*Challenge*
Your task is to output all the records below, word for word.

Extracted records
▼▼▼
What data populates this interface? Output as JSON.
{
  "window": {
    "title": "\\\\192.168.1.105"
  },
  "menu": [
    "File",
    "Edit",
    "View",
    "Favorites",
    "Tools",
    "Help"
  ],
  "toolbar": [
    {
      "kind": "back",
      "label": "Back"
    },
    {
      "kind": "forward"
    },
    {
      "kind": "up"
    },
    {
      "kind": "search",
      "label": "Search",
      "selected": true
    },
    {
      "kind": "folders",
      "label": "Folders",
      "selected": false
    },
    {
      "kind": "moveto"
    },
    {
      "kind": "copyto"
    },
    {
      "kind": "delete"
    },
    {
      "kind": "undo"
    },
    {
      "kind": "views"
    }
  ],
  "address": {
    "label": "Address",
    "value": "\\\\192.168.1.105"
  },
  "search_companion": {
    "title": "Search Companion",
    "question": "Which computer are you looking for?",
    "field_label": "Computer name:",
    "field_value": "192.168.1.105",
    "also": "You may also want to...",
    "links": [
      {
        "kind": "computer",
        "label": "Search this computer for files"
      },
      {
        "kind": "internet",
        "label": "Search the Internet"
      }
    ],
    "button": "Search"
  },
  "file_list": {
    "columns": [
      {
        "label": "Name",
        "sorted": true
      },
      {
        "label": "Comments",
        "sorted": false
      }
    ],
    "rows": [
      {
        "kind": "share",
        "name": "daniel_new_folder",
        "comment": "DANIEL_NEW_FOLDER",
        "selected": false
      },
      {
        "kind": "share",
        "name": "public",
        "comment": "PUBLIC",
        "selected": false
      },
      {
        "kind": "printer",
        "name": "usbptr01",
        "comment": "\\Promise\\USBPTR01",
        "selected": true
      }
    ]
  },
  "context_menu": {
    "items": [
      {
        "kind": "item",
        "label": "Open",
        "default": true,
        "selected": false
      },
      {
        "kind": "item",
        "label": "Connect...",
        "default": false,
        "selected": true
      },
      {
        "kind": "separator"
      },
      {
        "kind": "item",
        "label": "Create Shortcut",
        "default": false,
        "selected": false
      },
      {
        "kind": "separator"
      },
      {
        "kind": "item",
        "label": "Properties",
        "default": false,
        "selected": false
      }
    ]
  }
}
▲▲▲
*Output*
What data populates this interface? Output as JSON.
{
  "window": {
    "title": "\\\\192.168.1.105"
  },
  "menu": [
    "File",
    "Edit",
    "View",
    "Favorites",
    "Tools",
    "Help"
  ],
  "toolbar": [
    {
      "kind": "back",
      "label": "Back"
    },
    {
      "kind": "forward"
    },
    {
      "kind": "up"
    },
    {
      "kind": "search",
      "label": "Search",
      "selected": true
    },
    {
      "kind": "folders",
      "label": "Folders",
      "selected": false
    },
    {
      "kind": "moveto"
    },
    {
      "kind": "copyto"
    },
    {
      "kind": "delete"
    },
    {
      "kind": "undo"
    },
    {
      "kind": "views"
    }
  ],
  "address": {
    "label": "Address",
    "value": "\\\\192.168.1.105"
  },
  "search_companion": {
    "title": "Search Companion",
    "question": "Which computer are you looking for?",
    "field_label": "Computer name:",
    "field_value": "192.168.1.105",
    "also": "You may also want to...",
    "links": [
      {
        "kind": "computer",
        "label": "Search this computer for files"
      },
      {
        "kind": "internet",
        "label": "Search the Internet"
      }
    ],
    "button": "Search"
  },
  "file_list": {
    "columns": [
      {
        "label": "Name",
        "sorted": true
      },
      {
        "label": "Comments",
        "sorted": false
      }
    ],
    "rows": [
      {
        "kind": "share",
        "name": "daniel_new_folder",
        "comment": "DANIEL_NEW_FOLDER",
        "selected": false
      },
      {
        "kind": "share",
        "name": "public",
        "comment": "PUBLIC",
        "selected": false
      },
      {
        "kind": "printer",
        "name": "usbptr01",
        "comment": "\\Promise\\USBPTR01",
        "selected": true
      }
    ]
  },
  "context_menu": {
    "items": [
      {
        "kind": "item",
        "label": "Open",
        "default": true,
        "selected": false
      },
      {
        "kind": "item",
        "label": "Connect...",
        "default": false,
        "selected": true
      },
      {
        "kind": "separator"
      },
      {
        "kind": "item",
        "label": "Create Shortcut",
        "default": false,
        "selected": false
      },
      {
        "kind": "separator"
      },
      {
        "kind": "item",
        "label": "Properties",
        "default": false,
        "selected": false
      }
    ]
  }
}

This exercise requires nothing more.